Dataset records
▼▼▼
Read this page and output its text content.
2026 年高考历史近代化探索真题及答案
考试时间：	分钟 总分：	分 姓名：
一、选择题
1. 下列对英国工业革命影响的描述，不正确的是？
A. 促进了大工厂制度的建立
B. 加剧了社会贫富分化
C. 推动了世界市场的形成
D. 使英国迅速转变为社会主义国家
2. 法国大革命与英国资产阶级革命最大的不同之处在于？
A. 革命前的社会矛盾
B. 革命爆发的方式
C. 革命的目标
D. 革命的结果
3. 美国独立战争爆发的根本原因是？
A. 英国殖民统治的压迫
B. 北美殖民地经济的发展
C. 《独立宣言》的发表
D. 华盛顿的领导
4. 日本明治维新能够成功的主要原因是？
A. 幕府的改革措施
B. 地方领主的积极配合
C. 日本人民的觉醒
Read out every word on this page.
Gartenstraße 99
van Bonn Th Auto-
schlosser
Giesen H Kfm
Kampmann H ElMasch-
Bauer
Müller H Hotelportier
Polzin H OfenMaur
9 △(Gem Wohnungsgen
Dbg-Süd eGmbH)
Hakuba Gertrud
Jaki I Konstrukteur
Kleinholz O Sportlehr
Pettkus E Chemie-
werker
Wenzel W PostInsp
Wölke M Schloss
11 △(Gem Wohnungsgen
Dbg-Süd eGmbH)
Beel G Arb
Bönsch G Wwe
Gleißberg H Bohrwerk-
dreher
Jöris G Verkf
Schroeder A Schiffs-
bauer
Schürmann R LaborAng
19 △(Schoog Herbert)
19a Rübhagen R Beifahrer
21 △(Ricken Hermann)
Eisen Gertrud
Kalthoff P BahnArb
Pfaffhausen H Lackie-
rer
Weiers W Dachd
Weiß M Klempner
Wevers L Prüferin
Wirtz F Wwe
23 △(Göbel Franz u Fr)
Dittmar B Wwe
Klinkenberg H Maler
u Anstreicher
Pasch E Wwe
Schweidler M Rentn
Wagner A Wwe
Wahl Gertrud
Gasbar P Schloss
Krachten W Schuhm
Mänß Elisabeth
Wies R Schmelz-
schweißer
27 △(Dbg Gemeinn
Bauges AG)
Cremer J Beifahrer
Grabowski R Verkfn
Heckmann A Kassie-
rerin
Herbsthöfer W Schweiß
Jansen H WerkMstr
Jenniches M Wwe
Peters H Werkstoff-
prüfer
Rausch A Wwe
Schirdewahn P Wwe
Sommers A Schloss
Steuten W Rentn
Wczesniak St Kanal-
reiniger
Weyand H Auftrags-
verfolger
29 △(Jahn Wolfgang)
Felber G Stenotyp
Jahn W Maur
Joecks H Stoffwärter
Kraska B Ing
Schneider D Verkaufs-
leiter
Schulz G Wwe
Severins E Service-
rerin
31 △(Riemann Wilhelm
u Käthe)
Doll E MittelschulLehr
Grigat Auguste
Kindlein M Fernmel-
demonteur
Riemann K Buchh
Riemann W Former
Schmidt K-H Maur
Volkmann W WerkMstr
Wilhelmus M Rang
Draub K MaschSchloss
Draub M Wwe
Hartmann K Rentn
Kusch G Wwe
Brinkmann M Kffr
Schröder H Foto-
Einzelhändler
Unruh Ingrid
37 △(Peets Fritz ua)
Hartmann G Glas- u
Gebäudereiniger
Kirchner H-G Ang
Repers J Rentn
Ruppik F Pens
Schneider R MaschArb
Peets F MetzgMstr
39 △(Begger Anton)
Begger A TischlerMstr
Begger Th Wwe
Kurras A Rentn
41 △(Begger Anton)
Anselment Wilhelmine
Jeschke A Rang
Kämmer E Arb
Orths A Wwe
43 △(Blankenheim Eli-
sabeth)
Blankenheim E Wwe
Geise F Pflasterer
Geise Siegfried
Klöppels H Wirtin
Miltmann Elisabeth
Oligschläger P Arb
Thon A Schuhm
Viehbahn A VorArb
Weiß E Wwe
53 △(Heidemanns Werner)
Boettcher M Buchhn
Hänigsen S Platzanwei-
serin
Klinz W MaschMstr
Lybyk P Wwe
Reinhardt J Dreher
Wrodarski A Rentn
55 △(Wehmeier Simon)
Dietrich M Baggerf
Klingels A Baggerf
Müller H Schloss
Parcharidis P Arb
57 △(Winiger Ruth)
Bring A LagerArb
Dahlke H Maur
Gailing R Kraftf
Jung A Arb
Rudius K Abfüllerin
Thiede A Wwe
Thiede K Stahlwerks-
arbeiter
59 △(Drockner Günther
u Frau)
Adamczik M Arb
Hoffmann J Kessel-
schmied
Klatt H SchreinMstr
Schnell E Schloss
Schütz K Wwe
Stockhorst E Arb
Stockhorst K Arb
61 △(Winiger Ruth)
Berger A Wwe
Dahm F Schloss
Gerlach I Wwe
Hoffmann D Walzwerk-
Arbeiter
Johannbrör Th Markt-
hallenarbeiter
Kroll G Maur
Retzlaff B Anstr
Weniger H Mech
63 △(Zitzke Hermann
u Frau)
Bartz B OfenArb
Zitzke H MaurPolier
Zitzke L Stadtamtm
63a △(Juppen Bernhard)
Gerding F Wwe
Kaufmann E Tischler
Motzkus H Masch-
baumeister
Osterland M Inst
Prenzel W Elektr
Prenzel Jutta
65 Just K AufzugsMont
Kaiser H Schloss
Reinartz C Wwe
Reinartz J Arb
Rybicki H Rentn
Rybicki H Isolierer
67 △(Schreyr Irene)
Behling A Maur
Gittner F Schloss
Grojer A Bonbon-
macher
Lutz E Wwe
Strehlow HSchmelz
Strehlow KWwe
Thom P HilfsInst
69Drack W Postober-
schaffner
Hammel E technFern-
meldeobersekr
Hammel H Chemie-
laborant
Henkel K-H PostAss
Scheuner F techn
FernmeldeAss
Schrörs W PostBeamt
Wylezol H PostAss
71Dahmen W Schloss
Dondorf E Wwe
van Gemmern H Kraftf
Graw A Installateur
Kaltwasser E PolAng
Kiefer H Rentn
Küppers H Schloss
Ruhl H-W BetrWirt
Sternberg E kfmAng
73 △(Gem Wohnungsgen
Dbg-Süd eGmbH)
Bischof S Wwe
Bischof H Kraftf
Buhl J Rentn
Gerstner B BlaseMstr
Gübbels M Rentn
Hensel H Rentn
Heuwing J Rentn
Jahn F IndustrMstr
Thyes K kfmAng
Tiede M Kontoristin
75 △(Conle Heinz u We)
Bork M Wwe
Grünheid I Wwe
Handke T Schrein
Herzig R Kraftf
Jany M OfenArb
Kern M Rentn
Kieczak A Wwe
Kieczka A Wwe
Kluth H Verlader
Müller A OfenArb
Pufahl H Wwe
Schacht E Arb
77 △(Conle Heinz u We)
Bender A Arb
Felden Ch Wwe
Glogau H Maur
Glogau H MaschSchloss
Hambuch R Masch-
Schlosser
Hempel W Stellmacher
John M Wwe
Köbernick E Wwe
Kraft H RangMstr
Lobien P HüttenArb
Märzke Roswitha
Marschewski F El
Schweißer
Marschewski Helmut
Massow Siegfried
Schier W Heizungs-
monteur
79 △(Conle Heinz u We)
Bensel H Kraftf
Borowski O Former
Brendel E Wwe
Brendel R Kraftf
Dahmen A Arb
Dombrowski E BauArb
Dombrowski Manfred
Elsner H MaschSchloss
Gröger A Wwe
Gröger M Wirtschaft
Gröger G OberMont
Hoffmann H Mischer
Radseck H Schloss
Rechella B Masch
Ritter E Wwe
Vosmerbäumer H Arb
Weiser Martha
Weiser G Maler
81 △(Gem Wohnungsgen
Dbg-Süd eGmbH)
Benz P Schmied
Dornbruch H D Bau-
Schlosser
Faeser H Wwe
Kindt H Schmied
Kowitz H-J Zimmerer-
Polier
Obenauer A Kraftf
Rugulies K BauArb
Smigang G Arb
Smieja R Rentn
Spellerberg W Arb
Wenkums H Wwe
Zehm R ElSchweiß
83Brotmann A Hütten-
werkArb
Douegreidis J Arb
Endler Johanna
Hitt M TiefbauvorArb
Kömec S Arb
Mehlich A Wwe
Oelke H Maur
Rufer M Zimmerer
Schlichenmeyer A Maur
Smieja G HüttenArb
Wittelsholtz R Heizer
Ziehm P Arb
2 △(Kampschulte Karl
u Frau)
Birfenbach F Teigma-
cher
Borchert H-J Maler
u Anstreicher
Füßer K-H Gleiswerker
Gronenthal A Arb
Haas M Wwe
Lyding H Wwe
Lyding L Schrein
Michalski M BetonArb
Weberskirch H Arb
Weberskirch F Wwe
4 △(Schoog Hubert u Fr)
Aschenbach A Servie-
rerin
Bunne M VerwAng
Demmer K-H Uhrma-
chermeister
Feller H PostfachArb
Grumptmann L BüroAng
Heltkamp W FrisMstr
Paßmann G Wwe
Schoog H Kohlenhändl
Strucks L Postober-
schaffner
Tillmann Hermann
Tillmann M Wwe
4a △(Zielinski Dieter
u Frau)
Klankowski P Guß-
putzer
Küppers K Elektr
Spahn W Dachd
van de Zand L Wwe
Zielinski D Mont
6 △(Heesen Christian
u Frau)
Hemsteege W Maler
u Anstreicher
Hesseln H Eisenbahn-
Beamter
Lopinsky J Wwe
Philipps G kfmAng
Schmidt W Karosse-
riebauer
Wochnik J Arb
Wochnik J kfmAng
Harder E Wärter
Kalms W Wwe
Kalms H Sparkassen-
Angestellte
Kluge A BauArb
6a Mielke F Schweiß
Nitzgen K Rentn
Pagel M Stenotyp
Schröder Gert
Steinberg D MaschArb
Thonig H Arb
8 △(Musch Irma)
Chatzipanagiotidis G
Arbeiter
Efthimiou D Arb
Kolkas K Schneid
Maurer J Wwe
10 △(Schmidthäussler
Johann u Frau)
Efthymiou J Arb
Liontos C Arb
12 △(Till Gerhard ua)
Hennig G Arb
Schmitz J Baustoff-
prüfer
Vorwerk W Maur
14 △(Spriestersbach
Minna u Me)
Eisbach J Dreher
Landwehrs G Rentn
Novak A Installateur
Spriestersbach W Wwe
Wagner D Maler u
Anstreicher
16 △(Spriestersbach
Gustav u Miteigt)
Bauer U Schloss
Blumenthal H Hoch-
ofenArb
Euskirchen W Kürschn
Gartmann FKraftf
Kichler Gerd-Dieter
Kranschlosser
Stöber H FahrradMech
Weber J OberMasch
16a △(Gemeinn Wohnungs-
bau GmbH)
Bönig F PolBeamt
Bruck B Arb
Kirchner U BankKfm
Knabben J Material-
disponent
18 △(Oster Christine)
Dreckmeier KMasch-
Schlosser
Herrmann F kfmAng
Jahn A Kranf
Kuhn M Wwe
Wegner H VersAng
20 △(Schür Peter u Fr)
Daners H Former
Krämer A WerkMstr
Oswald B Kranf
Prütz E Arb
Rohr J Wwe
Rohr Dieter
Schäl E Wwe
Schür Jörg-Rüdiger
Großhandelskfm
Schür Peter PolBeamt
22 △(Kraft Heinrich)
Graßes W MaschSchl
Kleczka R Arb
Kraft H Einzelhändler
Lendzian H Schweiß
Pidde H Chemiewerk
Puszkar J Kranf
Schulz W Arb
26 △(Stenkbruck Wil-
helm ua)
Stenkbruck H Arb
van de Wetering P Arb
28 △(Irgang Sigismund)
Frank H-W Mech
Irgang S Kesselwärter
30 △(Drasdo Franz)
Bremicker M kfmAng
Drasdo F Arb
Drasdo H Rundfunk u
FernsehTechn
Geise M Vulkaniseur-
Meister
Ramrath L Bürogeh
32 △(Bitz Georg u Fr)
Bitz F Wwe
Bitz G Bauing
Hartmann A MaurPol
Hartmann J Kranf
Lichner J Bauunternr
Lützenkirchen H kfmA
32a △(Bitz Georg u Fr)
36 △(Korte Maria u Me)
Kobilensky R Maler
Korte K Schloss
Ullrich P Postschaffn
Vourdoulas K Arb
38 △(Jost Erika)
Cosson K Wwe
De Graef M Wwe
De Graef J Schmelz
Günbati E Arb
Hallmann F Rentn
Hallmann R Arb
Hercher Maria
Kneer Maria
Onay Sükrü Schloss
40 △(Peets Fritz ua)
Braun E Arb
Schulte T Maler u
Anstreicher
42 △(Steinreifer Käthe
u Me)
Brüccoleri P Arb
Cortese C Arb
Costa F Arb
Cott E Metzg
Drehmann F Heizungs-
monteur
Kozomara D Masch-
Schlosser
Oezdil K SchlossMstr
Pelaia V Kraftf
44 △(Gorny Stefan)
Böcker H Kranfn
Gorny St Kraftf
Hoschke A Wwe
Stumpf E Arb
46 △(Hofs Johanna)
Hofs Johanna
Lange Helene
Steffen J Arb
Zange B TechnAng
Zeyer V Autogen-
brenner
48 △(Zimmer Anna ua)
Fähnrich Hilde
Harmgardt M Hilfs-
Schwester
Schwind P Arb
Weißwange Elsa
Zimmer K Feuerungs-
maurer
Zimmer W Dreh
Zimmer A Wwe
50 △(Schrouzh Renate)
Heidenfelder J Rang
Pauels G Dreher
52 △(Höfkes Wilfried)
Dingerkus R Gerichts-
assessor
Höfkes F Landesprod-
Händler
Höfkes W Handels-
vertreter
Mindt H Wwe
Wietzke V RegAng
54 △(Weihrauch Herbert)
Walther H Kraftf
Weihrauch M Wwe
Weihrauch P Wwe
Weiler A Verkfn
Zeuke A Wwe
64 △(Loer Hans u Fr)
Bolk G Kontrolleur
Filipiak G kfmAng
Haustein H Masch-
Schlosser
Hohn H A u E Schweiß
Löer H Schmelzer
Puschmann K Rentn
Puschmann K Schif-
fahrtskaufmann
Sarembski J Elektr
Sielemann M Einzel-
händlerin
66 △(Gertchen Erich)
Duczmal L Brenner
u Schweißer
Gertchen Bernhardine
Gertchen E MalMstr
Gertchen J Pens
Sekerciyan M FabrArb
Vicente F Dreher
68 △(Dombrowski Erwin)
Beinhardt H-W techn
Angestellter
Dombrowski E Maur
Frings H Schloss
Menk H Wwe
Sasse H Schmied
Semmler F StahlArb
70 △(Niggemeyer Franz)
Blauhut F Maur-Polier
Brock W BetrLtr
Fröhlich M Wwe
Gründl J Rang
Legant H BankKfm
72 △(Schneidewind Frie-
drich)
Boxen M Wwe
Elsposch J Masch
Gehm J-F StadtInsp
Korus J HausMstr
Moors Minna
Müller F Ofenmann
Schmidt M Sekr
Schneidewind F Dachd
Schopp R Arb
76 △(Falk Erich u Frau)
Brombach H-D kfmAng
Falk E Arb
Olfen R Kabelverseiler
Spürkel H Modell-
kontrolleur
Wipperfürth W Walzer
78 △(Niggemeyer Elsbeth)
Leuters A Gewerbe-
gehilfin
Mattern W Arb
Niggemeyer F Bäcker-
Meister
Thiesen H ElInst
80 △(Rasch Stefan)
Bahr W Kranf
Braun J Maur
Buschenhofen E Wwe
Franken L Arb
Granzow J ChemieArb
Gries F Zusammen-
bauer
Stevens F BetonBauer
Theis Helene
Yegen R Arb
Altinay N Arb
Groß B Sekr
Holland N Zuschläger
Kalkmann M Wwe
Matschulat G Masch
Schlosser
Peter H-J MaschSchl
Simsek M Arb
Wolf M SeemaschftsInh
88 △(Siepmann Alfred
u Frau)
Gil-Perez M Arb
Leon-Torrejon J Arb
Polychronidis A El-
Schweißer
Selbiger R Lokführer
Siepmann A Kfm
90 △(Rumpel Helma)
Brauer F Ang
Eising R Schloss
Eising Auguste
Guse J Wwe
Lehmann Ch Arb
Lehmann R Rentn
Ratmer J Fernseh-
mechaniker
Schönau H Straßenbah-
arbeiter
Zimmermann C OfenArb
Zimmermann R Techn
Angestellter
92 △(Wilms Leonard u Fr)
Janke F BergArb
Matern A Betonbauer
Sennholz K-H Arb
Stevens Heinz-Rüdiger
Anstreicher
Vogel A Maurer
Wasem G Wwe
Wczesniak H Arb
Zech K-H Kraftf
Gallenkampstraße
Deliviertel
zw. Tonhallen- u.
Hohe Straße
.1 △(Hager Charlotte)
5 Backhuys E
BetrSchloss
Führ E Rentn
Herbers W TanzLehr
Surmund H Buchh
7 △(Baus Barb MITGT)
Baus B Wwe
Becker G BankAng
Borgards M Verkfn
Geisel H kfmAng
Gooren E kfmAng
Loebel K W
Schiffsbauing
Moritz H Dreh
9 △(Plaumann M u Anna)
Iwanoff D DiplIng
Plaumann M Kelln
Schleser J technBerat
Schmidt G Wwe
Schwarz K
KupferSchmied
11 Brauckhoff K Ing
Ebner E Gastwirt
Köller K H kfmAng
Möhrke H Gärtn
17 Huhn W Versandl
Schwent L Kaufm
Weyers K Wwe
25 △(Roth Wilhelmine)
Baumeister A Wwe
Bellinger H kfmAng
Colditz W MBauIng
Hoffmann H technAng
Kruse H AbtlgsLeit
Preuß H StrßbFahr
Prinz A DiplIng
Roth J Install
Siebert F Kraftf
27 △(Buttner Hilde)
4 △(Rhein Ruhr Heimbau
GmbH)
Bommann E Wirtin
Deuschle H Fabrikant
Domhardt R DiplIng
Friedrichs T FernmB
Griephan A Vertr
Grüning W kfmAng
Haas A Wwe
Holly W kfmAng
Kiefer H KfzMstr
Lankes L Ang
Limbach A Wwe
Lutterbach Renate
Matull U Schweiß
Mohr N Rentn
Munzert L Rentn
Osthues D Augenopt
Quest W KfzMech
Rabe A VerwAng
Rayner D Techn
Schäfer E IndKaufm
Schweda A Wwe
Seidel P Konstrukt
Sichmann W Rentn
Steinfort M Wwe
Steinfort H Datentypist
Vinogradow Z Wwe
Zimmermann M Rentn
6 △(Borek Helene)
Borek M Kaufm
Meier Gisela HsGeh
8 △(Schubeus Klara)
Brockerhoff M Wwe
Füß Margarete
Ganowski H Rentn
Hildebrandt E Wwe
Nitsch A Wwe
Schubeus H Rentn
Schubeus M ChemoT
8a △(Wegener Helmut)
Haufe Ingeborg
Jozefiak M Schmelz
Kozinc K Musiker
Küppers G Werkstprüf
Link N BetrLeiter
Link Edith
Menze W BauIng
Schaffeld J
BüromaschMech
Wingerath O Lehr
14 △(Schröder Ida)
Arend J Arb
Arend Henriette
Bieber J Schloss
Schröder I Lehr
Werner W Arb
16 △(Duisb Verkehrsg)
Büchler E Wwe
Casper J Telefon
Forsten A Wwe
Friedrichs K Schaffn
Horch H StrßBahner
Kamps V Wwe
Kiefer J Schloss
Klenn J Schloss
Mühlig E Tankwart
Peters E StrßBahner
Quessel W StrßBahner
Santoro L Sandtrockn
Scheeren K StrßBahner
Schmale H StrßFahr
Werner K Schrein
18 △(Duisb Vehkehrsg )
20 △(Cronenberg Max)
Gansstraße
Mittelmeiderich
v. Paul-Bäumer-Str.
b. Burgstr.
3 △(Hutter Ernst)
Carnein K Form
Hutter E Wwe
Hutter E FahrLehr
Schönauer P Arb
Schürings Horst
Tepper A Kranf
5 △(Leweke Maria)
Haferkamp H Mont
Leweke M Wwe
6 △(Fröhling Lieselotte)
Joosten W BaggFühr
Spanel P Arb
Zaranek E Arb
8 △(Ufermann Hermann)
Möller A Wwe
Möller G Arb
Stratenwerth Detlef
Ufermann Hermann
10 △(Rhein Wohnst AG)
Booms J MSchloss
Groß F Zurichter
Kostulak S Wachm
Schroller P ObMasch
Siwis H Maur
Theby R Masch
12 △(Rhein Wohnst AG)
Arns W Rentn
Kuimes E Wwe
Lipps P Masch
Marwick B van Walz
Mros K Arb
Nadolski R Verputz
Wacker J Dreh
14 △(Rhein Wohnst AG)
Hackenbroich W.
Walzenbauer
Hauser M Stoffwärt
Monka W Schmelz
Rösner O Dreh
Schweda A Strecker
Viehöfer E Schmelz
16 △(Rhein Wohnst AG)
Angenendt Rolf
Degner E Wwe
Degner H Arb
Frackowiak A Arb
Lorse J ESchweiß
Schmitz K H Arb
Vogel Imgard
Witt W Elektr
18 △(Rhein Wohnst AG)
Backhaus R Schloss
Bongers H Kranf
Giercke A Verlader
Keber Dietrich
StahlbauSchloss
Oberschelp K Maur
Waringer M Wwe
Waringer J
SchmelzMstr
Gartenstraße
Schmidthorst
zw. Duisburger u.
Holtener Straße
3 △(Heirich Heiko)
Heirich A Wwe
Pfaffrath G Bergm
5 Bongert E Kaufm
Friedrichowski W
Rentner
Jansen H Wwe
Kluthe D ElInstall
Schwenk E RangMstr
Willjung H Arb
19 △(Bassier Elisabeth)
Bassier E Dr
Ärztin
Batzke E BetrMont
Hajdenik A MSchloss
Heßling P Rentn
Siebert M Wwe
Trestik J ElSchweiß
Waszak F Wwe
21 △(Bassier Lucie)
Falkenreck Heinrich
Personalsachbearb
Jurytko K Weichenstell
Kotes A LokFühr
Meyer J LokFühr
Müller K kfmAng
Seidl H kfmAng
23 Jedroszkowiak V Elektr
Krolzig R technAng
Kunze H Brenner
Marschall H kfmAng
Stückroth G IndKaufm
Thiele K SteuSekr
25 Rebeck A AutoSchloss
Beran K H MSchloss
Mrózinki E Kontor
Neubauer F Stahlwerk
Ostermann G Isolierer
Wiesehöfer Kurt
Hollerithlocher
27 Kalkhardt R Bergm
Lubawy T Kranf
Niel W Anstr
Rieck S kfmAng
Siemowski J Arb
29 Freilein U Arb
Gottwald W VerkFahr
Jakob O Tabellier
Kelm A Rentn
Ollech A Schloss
▲▲▲
## [Problem to solve]
Collect the lines of the data that carry the word "Verlader".

## [Expected answer]
Kluth H Verlader
Giercke A Verlader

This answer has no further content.